(Rows from a figure dataset)
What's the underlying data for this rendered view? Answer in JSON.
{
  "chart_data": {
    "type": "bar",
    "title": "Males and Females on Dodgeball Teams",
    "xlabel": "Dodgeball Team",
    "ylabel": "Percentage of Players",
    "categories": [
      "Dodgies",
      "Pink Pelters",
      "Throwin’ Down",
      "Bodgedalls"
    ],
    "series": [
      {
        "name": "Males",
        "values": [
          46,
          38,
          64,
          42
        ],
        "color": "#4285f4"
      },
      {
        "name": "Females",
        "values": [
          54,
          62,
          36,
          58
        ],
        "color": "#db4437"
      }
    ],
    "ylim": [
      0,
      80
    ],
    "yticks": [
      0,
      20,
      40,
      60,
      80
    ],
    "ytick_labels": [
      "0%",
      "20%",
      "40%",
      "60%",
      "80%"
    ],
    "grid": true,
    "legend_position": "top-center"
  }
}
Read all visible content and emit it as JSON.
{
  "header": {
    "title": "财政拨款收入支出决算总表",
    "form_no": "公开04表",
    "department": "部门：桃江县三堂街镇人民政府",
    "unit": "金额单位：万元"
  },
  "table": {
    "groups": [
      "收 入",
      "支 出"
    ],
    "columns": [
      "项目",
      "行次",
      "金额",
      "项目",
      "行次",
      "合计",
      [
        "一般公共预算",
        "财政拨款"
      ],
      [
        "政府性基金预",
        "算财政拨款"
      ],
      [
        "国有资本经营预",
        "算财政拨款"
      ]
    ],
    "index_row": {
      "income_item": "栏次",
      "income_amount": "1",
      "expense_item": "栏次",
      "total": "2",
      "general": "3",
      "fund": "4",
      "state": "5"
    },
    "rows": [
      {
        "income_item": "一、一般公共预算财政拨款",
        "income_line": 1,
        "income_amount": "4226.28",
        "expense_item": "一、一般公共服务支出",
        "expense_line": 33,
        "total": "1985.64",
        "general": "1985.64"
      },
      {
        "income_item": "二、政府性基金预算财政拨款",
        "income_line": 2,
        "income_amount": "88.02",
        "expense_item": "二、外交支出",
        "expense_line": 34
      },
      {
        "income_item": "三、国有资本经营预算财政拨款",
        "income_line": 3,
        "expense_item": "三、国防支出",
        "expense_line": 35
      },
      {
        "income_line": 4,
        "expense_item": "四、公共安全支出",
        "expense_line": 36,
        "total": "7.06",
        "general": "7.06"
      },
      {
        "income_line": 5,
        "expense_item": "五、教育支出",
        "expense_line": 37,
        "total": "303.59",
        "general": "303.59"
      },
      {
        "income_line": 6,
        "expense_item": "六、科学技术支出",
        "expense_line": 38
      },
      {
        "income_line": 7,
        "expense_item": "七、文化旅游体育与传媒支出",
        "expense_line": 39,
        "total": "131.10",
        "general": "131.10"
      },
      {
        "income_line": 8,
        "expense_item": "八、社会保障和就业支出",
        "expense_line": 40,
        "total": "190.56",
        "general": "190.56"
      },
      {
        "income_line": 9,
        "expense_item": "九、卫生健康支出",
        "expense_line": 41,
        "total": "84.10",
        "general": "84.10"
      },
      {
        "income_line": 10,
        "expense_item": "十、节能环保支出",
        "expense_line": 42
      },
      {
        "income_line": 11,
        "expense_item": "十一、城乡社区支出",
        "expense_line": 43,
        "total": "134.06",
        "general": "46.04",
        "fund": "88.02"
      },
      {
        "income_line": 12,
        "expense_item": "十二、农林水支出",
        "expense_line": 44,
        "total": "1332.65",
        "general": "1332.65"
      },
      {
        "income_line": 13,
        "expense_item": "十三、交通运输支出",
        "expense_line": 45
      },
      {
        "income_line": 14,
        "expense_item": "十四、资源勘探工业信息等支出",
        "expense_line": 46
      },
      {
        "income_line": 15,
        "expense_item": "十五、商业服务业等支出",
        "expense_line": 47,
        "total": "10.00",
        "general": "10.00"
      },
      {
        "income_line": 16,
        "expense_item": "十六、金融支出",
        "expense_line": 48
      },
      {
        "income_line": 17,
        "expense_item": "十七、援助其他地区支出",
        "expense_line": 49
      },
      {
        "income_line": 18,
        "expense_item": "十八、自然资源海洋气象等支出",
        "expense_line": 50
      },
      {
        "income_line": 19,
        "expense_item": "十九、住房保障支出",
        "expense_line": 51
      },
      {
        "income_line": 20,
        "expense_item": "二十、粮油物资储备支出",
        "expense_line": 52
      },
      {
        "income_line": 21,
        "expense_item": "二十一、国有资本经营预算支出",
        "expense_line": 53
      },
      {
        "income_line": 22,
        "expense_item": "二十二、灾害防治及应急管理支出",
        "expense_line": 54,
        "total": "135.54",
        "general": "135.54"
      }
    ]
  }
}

Stated goal: Retype the material above, line by line, exactly.

Task response:
What's the underlying data for this rendered view? Answer in JSON.
{
  "chart_data": {
    "type": "bar",
    "title": "Males and Females on Dodgeball Teams",
    "xlabel": "Dodgeball Team",
    "ylabel": "Percentage of Players",
    "categories": [
      "Dodgies",
      "Pink Pelters",
      "Throwin’ Down",
      "Bodgedalls"
    ],
    "series": [
      {
        "name": "Males",
        "values": [
          46,
          38,
          64,
          42
        ],
        "color": "#4285f4"
      },
      {
        "name": "Females",
        "values": [
          54,
          62,
          36,
          58
        ],
        "color": "#db4437"
      }
    ],
    "ylim": [
      0,
      80
    ],
    "yticks": [
      0,
      20,
      40,
      60,
      80
    ],
    "ytick_labels": [
      "0%",
      "20%",
      "40%",
      "60%",
      "80%"
    ],
    "grid": true,
    "legend_position": "top-center"
  }
}
Read all visible content and emit it as JSON.
{
  "header": {
    "title": "财政拨款收入支出决算总表",
    "form_no": "公开04表",
    "department": "部门：桃江县三堂街镇人民政府",
    "unit": "金额单位：万元"
  },
  "table": {
    "groups": [
      "收 入",
      "支 出"
    ],
    "columns": [
      "项目",
      "行次",
      "金额",
      "项目",
      "行次",
      "合计",
      [
        "一般公共预算",
        "财政拨款"
      ],
      [
        "政府性基金预",
        "算财政拨款"
      ],
      [
        "国有资本经营预",
        "算财政拨款"
      ]
    ],
    "index_row": {
      "income_item": "栏次",
      "income_amount": "1",
      "expense_item": "栏次",
      "total": "2",
      "general": "3",
      "fund": "4",
      "state": "5"
    },
    "rows": [
      {
        "income_item": "一、一般公共预算财政拨款",
        "income_line": 1,
        "income_amount": "4226.28",
        "expense_item": "一、一般公共服务支出",
        "expense_line": 33,
        "total": "1985.64",
        "general": "1985.64"
      },
      {
        "income_item": "二、政府性基金预算财政拨款",
        "income_line": 2,
        "income_amount": "88.02",
        "expense_item": "二、外交支出",
        "expense_line": 34
      },
      {
        "income_item": "三、国有资本经营预算财政拨款",
        "income_line": 3,
        "expense_item": "三、国防支出",
        "expense_line": 35
      },
      {
        "income_line": 4,
        "expense_item": "四、公共安全支出",
        "expense_line": 36,
        "total": "7.06",
        "general": "7.06"
      },
      {
        "income_line": 5,
        "expense_item": "五、教育支出",
        "expense_line": 37,
        "total": "303.59",
        "general": "303.59"
      },
      {
        "income_line": 6,
        "expense_item": "六、科学技术支出",
        "expense_line": 38
      },
      {
        "income_line": 7,
        "expense_item": "七、文化旅游体育与传媒支出",
        "expense_line": 39,
        "total": "131.10",
        "general": "131.10"
      },
      {
        "income_line": 8,
        "expense_item": "八、社会保障和就业支出",
        "expense_line": 40,
        "total": "190.56",
        "general": "190.56"
      },
      {
        "income_line": 9,
        "expense_item": "九、卫生健康支出",
        "expense_line": 41,
        "total": "84.10",
        "general": "84.10"
      },
      {
        "income_line": 10,
        "expense_item": "十、节能环保支出",
        "expense_line": 42
      },
      {
        "income_line": 11,
        "expense_item": "十一、城乡社区支出",
        "expense_line": 43,
        "total": "134.06",
        "general": "46.04",
        "fund": "88.02"
      },
      {
        "income_line": 12,
        "expense_item": "十二、农林水支出",
        "expense_line": 44,
        "total": "1332.65",
        "general": "1332.65"
      },
      {
        "income_line": 13,
        "expense_item": "十三、交通运输支出",
        "expense_line": 45
      },
      {
        "income_line": 14,
        "expense_item": "十四、资源勘探工业信息等支出",
        "expense_line": 46
      },
      {
        "income_line": 15,
        "expense_item": "十五、商业服务业等支出",
        "expense_line": 47,
        "total": "10.00",
        "general": "10.00"
      },
      {
        "income_line": 16,
        "expense_item": "十六、金融支出",
        "expense_line": 48
      },
      {
        "income_line": 17,
        "expense_item": "十七、援助其他地区支出",
        "expense_line": 49
      },
      {
        "income_line": 18,
        "expense_item": "十八、自然资源海洋气象等支出",
        "expense_line": 50
      },
      {
        "income_line": 19,
        "expense_item": "十九、住房保障支出",
        "expense_line": 51
      },
      {
        "income_line": 20,
        "expense_item": "二十、粮油物资储备支出",
        "expense_line": 52
      },
      {
        "income_line": 21,
        "expense_item": "二十一、国有资本经营预算支出",
        "expense_line": 53
      },
      {
        "income_line": 22,
        "expense_item": "二十二、灾害防治及应急管理支出",
        "expense_line": 54,
        "total": "135.54",
        "general": "135.54"
      }
    ]
  }
}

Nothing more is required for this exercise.